──────── DATA PROVIDED

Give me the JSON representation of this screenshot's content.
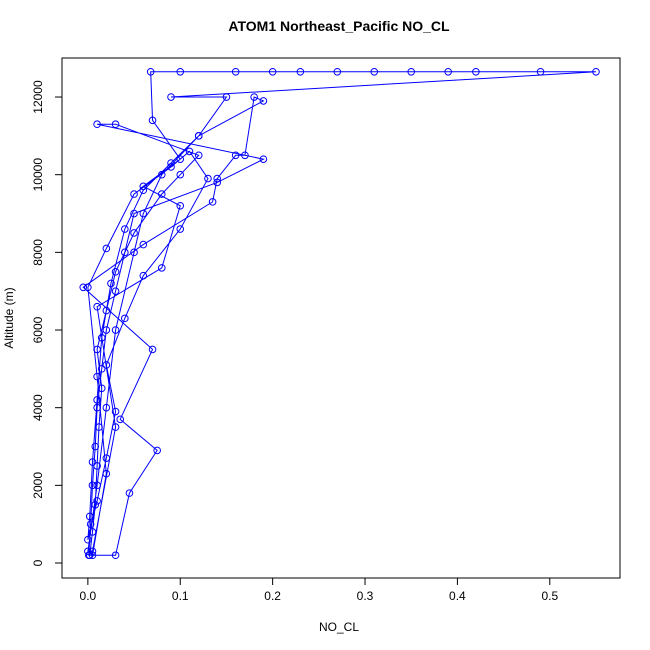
{
  "chart_data": {
    "type": "line",
    "title": "ATOM1 Northeast_Pacific NO_CL",
    "x_label": "NO_CL",
    "y_label": "Altitude (m)",
    "xlim": [
      -0.028,
      0.576
    ],
    "ylim": [
      -386,
      13005
    ],
    "xticks": [
      {
        "value": 0,
        "label": "0.0"
      },
      {
        "value": 0.1,
        "label": "0.1"
      },
      {
        "value": 0.2,
        "label": "0.2"
      },
      {
        "value": 0.3,
        "label": "0.3"
      },
      {
        "value": 0.4,
        "label": "0.4"
      },
      {
        "value": 0.5,
        "label": "0.5"
      }
    ],
    "yticks": [
      0,
      2000,
      4000,
      6000,
      8000,
      10000,
      12000
    ],
    "grid": false,
    "x": [
      0.002,
      0.005,
      0.008,
      0.01,
      0.012,
      0.015,
      0.01,
      0.02,
      0.03,
      0.05,
      0.08,
      0.1,
      0.12,
      0.03,
      0.01,
      0.19,
      0.14,
      0.05,
      0.04,
      0.03,
      0.02,
      0.015,
      0.01,
      0.008,
      0.005,
      0.003,
      0.001,
      0.03,
      0.045,
      0.075,
      0.035,
      0.07,
      -0.005,
      0.06,
      0.135,
      0.14,
      0.16,
      0.17,
      0.18,
      0.19,
      0.12,
      0.08,
      0.06,
      0.05,
      0.03,
      0.02,
      0.01,
      0.0,
      0.005,
      0.03,
      0.01,
      0.08,
      0.1,
      0.06,
      0.1,
      0.07,
      0.068,
      0.1,
      0.16,
      0.2,
      0.23,
      0.27,
      0.31,
      0.35,
      0.39,
      0.42,
      0.49,
      0.55,
      0.09,
      0.15,
      0.12,
      0.09,
      0.06,
      0.04,
      0.025,
      0.015,
      0.01,
      0.005,
      0.002,
      0.0,
      0.01,
      0.02,
      0.03,
      0.02,
      0.04,
      0.06,
      0.1,
      0.13,
      0.11,
      0.09,
      0.05,
      0.02,
      0.0,
      0.01,
      0.02,
      0.005
    ],
    "series": [
      {
        "name": "NO_CL",
        "color": "#0000ff",
        "values": [
          200,
          800,
          1500,
          2500,
          3500,
          4500,
          5500,
          6500,
          7500,
          8500,
          9500,
          10000,
          10500,
          11300,
          11300,
          10400,
          9800,
          9000,
          8000,
          7000,
          6000,
          5000,
          4000,
          3000,
          2000,
          1000,
          200,
          200,
          1800,
          2900,
          3700,
          5500,
          7100,
          8200,
          9300,
          9900,
          10500,
          10500,
          12000,
          11900,
          11000,
          10000,
          9000,
          8000,
          6000,
          4000,
          2000,
          300,
          300,
          3500,
          6600,
          7600,
          9200,
          9700,
          10400,
          11400,
          12650,
          12650,
          12650,
          12650,
          12650,
          12650,
          12650,
          12650,
          12650,
          12650,
          12650,
          12650,
          12000,
          12000,
          11000,
          10300,
          9600,
          8600,
          7200,
          5800,
          4200,
          2600,
          1200,
          600,
          1600,
          2700,
          3900,
          5100,
          6300,
          7400,
          8600,
          9900,
          10600,
          10200,
          9500,
          8100,
          7100,
          4800,
          2300,
          200
        ]
      }
    ]
  }
}
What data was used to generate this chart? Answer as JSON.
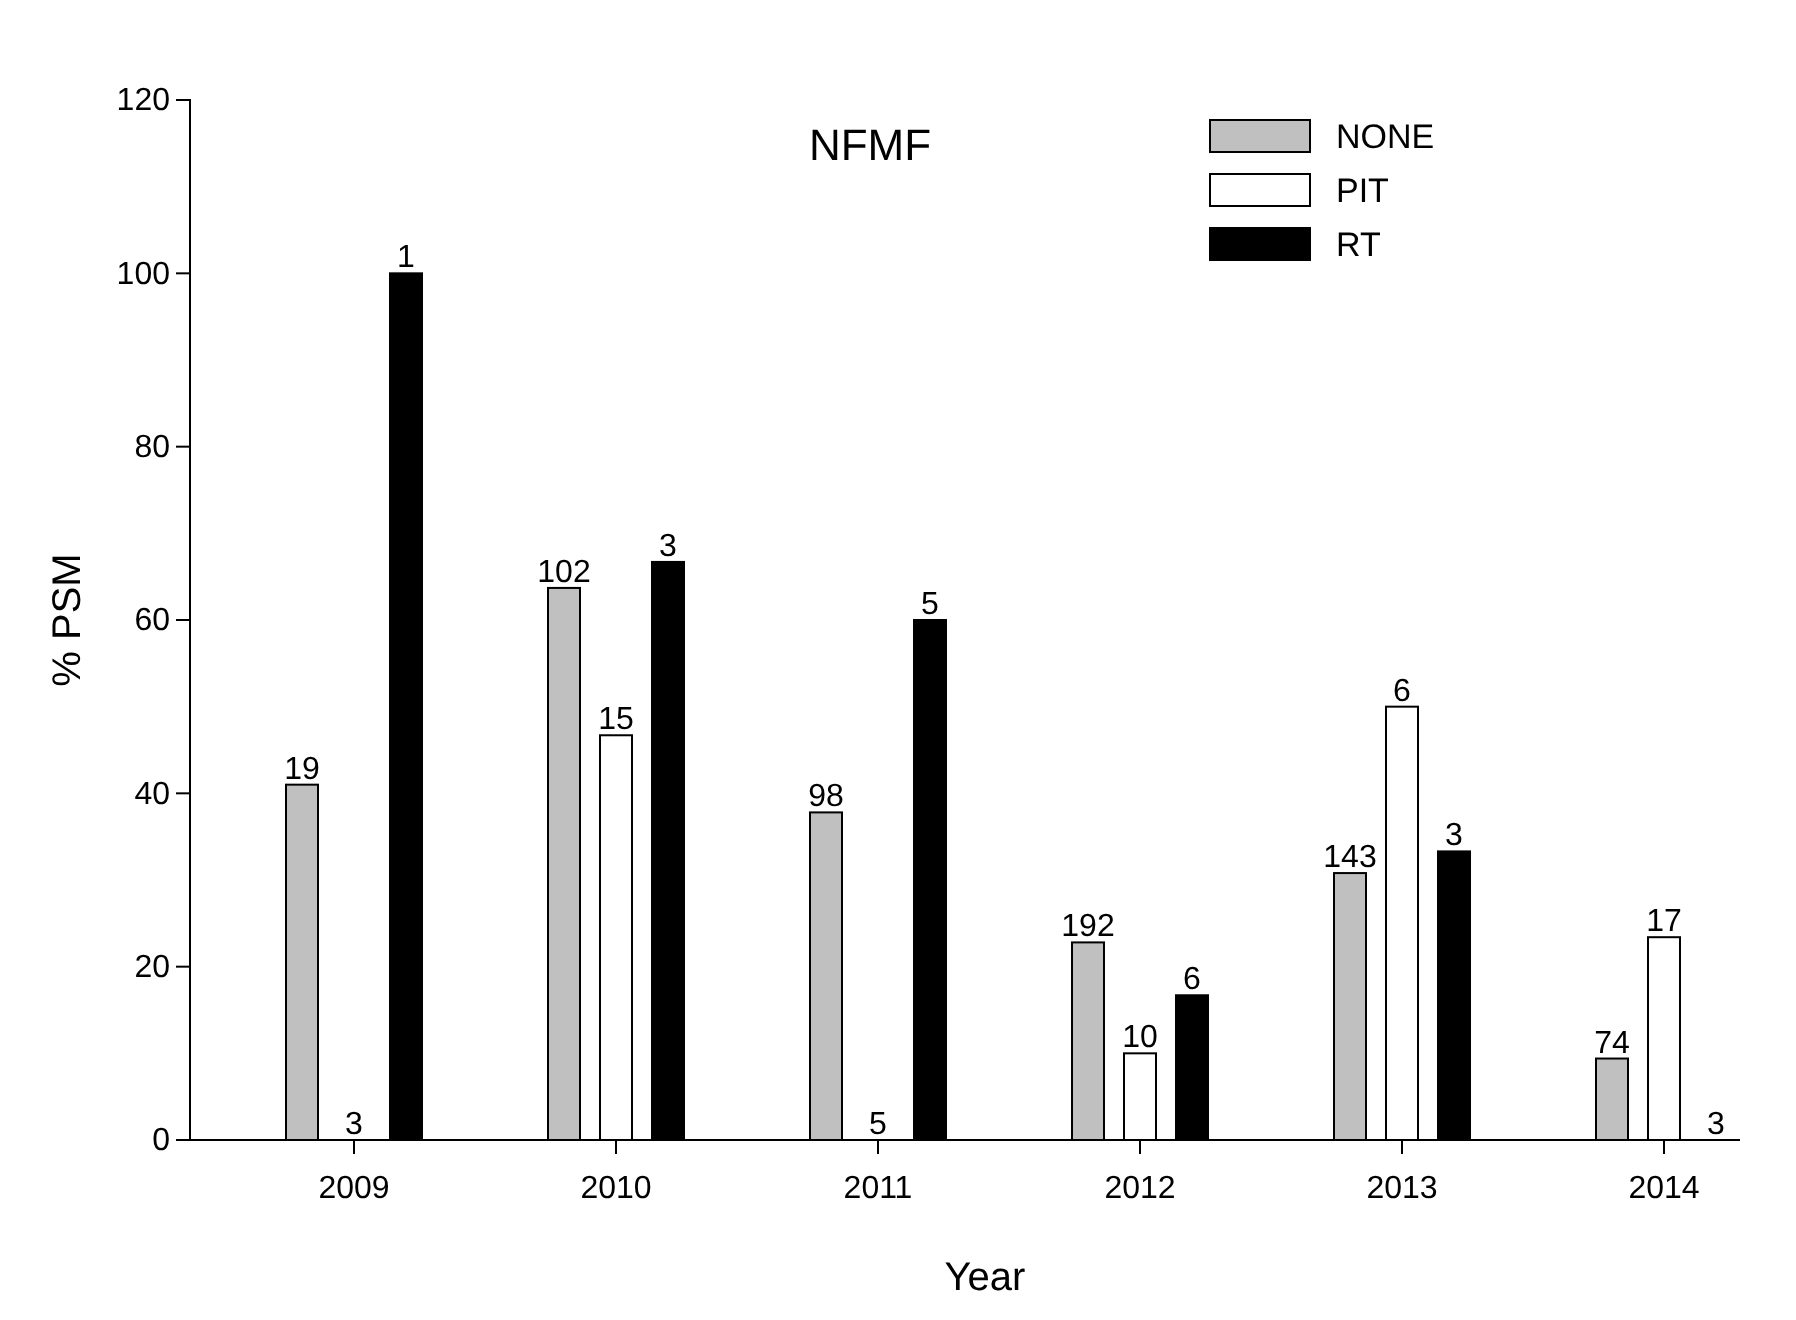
{
  "chart_data": {
    "type": "bar",
    "title": "NFMF",
    "xlabel": "Year",
    "ylabel": "% PSM",
    "categories": [
      "2009",
      "2010",
      "2011",
      "2012",
      "2013",
      "2014"
    ],
    "series": [
      {
        "name": "NONE",
        "color": "#c0c0c0",
        "values": [
          41,
          63.7,
          37.8,
          22.8,
          30.8,
          9.4
        ]
      },
      {
        "name": "PIT",
        "color": "#ffffff",
        "values": [
          0,
          46.7,
          0,
          10,
          50,
          23.4
        ]
      },
      {
        "name": "RT",
        "color": "#000000",
        "values": [
          100,
          66.7,
          60,
          16.7,
          33.3,
          0
        ]
      }
    ],
    "annotations": [
      "19",
      "3",
      "1",
      "102",
      "15",
      "3",
      "98",
      "5",
      "5",
      "192",
      "10",
      "6",
      "143",
      "6",
      "3",
      "74",
      "17",
      "3"
    ],
    "ylim": [
      0,
      120
    ],
    "yticks": [
      0,
      20,
      40,
      60,
      80,
      100,
      120
    ],
    "grid": false,
    "legend": "top right"
  }
}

────────────────

## TASK GOAL
Repeat the material above verbatim, with no pictures in the output.

## WRITTEN RESPONSE
Give me the JSON representation of this screenshot's content.
{
  "chart_data": {
    "type": "line",
    "title": "ATOM1 Northeast_Pacific NO_CL",
    "x_label": "NO_CL",
    "y_label": "Altitude (m)",
    "xlim": [
      -0.028,
      0.576
    ],
    "ylim": [
      -386,
      13005
    ],
    "xticks": [
      {
        "value": 0,
        "label": "0.0"
      },
      {
        "value": 0.1,
        "label": "0.1"
      },
      {
        "value": 0.2,
        "label": "0.2"
      },
      {
        "value": 0.3,
        "label": "0.3"
      },
      {
        "value": 0.4,
        "label": "0.4"
      },
      {
        "value": 0.5,
        "label": "0.5"
      }
    ],
    "yticks": [
      0,
      2000,
      4000,
      6000,
      8000,
      10000,
      12000
    ],
    "grid": false,
    "x": [
      0.002,
      0.005,
      0.008,
      0.01,
      0.012,
      0.015,
      0.01,
      0.02,
      0.03,
      0.05,
      0.08,
      0.1,
      0.12,
      0.03,
      0.01,
      0.19,
      0.14,
      0.05,
      0.04,
      0.03,
      0.02,
      0.015,
      0.01,
      0.008,
      0.005,
      0.003,
      0.001,
      0.03,
      0.045,
      0.075,
      0.035,
      0.07,
      -0.005,
      0.06,
      0.135,
      0.14,
      0.16,
      0.17,
      0.18,
      0.19,
      0.12,
      0.08,
      0.06,
      0.05,
      0.03,
      0.02,
      0.01,
      0.0,
      0.005,
      0.03,
      0.01,
      0.08,
      0.1,
      0.06,
      0.1,
      0.07,
      0.068,
      0.1,
      0.16,
      0.2,
      0.23,
      0.27,
      0.31,
      0.35,
      0.39,
      0.42,
      0.49,
      0.55,
      0.09,
      0.15,
      0.12,
      0.09,
      0.06,
      0.04,
      0.025,
      0.015,
      0.01,
      0.005,
      0.002,
      0.0,
      0.01,
      0.02,
      0.03,
      0.02,
      0.04,
      0.06,
      0.1,
      0.13,
      0.11,
      0.09,
      0.05,
      0.02,
      0.0,
      0.01,
      0.02,
      0.005
    ],
    "series": [
      {
        "name": "NO_CL",
        "color": "#0000ff",
        "values": [
          200,
          800,
          1500,
          2500,
          3500,
          4500,
          5500,
          6500,
          7500,
          8500,
          9500,
          10000,
          10500,
          11300,
          11300,
          10400,
          9800,
          9000,
          8000,
          7000,
          6000,
          5000,
          4000,
          3000,
          2000,
          1000,
          200,
          200,
          1800,
          2900,
          3700,
          5500,
          7100,
          8200,
          9300,
          9900,
          10500,
          10500,
          12000,
          11900,
          11000,
          10000,
          9000,
          8000,
          6000,
          4000,
          2000,
          300,
          300,
          3500,
          6600,
          7600,
          9200,
          9700,
          10400,
          11400,
          12650,
          12650,
          12650,
          12650,
          12650,
          12650,
          12650,
          12650,
          12650,
          12650,
          12650,
          12650,
          12000,
          12000,
          11000,
          10300,
          9600,
          8600,
          7200,
          5800,
          4200,
          2600,
          1200,
          600,
          1600,
          2700,
          3900,
          5100,
          6300,
          7400,
          8600,
          9900,
          10600,
          10200,
          9500,
          8100,
          7100,
          4800,
          2300,
          200
        ]
      }
    ]
  }
}
What data was used to generate this chart? Answer as JSON.
{
  "chart_data": {
    "type": "bar",
    "title": "NFMF",
    "xlabel": "Year",
    "ylabel": "% PSM",
    "categories": [
      "2009",
      "2010",
      "2011",
      "2012",
      "2013",
      "2014"
    ],
    "series": [
      {
        "name": "NONE",
        "color": "#c0c0c0",
        "values": [
          41,
          63.7,
          37.8,
          22.8,
          30.8,
          9.4
        ]
      },
      {
        "name": "PIT",
        "color": "#ffffff",
        "values": [
          0,
          46.7,
          0,
          10,
          50,
          23.4
        ]
      },
      {
        "name": "RT",
        "color": "#000000",
        "values": [
          100,
          66.7,
          60,
          16.7,
          33.3,
          0
        ]
      }
    ],
    "annotations": [
      "19",
      "3",
      "1",
      "102",
      "15",
      "3",
      "98",
      "5",
      "5",
      "192",
      "10",
      "6",
      "143",
      "6",
      "3",
      "74",
      "17",
      "3"
    ],
    "ylim": [
      0,
      120
    ],
    "yticks": [
      0,
      20,
      40,
      60,
      80,
      100,
      120
    ],
    "grid": false,
    "legend": "top right"
  }
}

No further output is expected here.